#### DATASET ROWS:

--- Start ---

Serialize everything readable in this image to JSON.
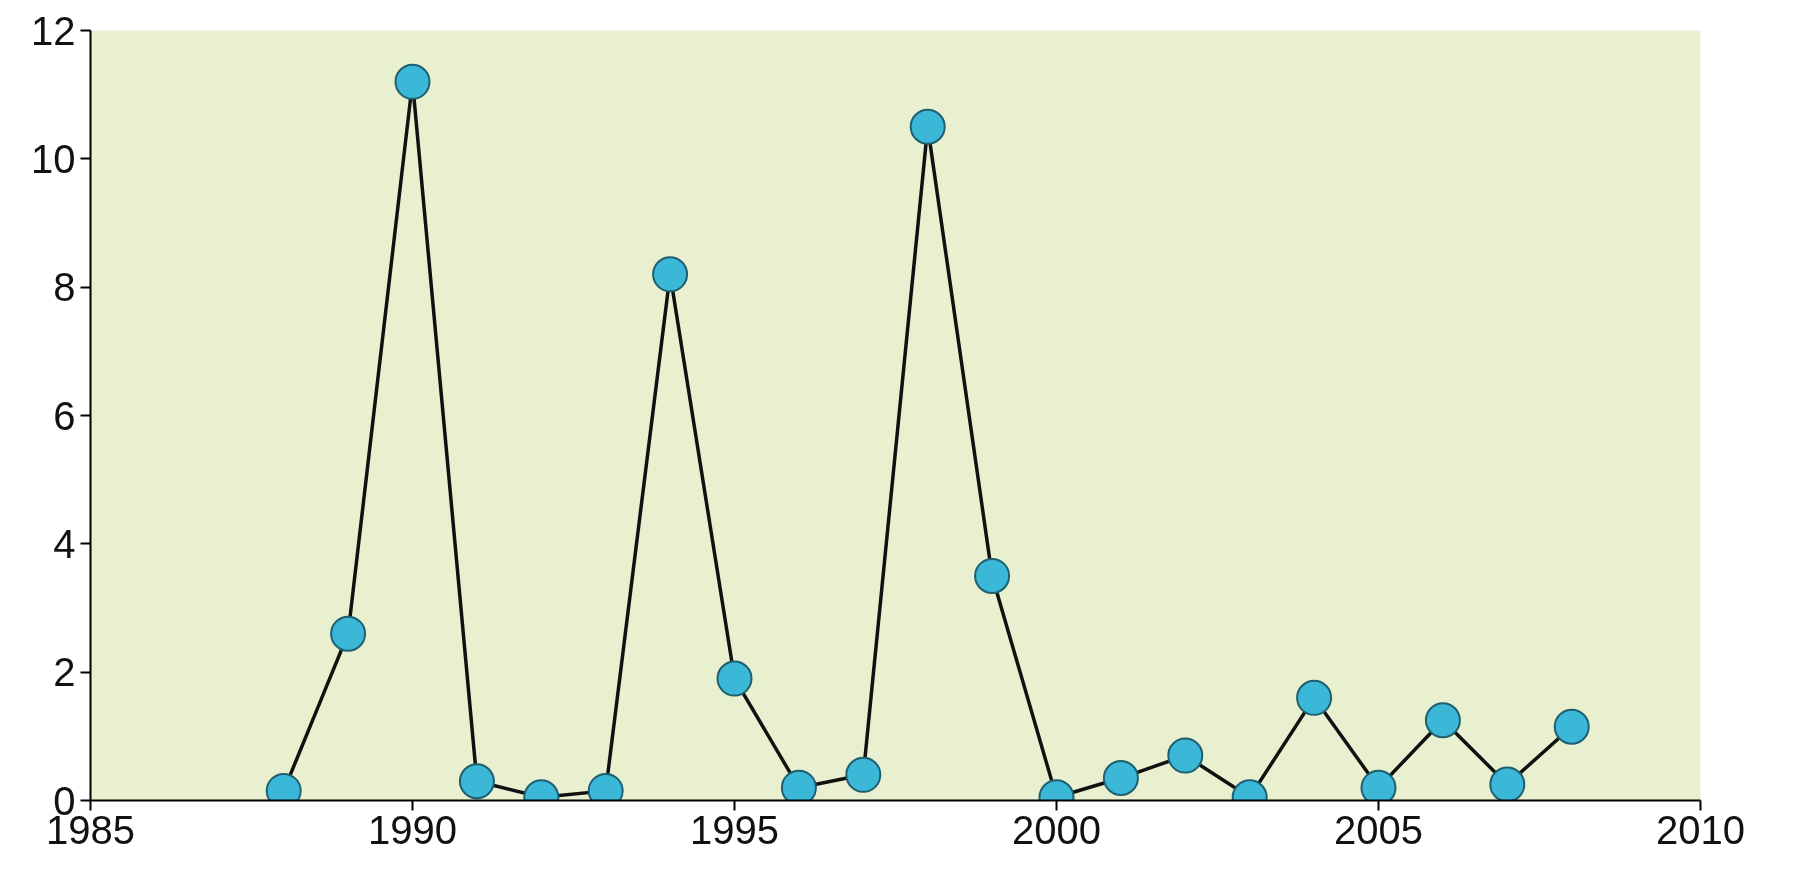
{
  "chart_data": {
    "type": "line",
    "x": [
      1988,
      1989,
      1990,
      1991,
      1992,
      1993,
      1994,
      1995,
      1996,
      1997,
      1998,
      1999,
      2000,
      2001,
      2002,
      2003,
      2004,
      2005,
      2006,
      2007,
      2008
    ],
    "series": [
      {
        "color": "#3bb8d8",
        "values": [
          0.15,
          2.6,
          11.2,
          0.3,
          0.05,
          0.15,
          8.2,
          1.9,
          0.2,
          0.4,
          10.5,
          3.5,
          0.05,
          0.35,
          0.7,
          0.05,
          1.6,
          0.2,
          1.25,
          0.25,
          1.15
        ]
      }
    ],
    "xlim": [
      1985,
      2010
    ],
    "xticks": [
      1985,
      1990,
      1995,
      2000,
      2005,
      2010
    ],
    "ylim": [
      0,
      12
    ],
    "yticks": [
      0,
      2,
      4,
      6,
      8,
      10,
      12
    ],
    "grid": false,
    "marker": "circle",
    "line_style": "solid"
  }
}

--- End ---

#### EXERCISE DETAILS:
Copy the data word for word. Pictures do not go in the copy.

#### SOLVED EXERCISE:
Serialize everything readable in this image to JSON.
{
  "chart_data": {
    "type": "line",
    "x": [
      1988,
      1989,
      1990,
      1991,
      1992,
      1993,
      1994,
      1995,
      1996,
      1997,
      1998,
      1999,
      2000,
      2001,
      2002,
      2003,
      2004,
      2005,
      2006,
      2007,
      2008
    ],
    "series": [
      {
        "color": "#3bb8d8",
        "values": [
          0.15,
          2.6,
          11.2,
          0.3,
          0.05,
          0.15,
          8.2,
          1.9,
          0.2,
          0.4,
          10.5,
          3.5,
          0.05,
          0.35,
          0.7,
          0.05,
          1.6,
          0.2,
          1.25,
          0.25,
          1.15
        ]
      }
    ],
    "xlim": [
      1985,
      2010
    ],
    "xticks": [
      1985,
      1990,
      1995,
      2000,
      2005,
      2010
    ],
    "ylim": [
      0,
      12
    ],
    "yticks": [
      0,
      2,
      4,
      6,
      8,
      10,
      12
    ],
    "grid": false,
    "marker": "circle",
    "line_style": "solid"
  }
}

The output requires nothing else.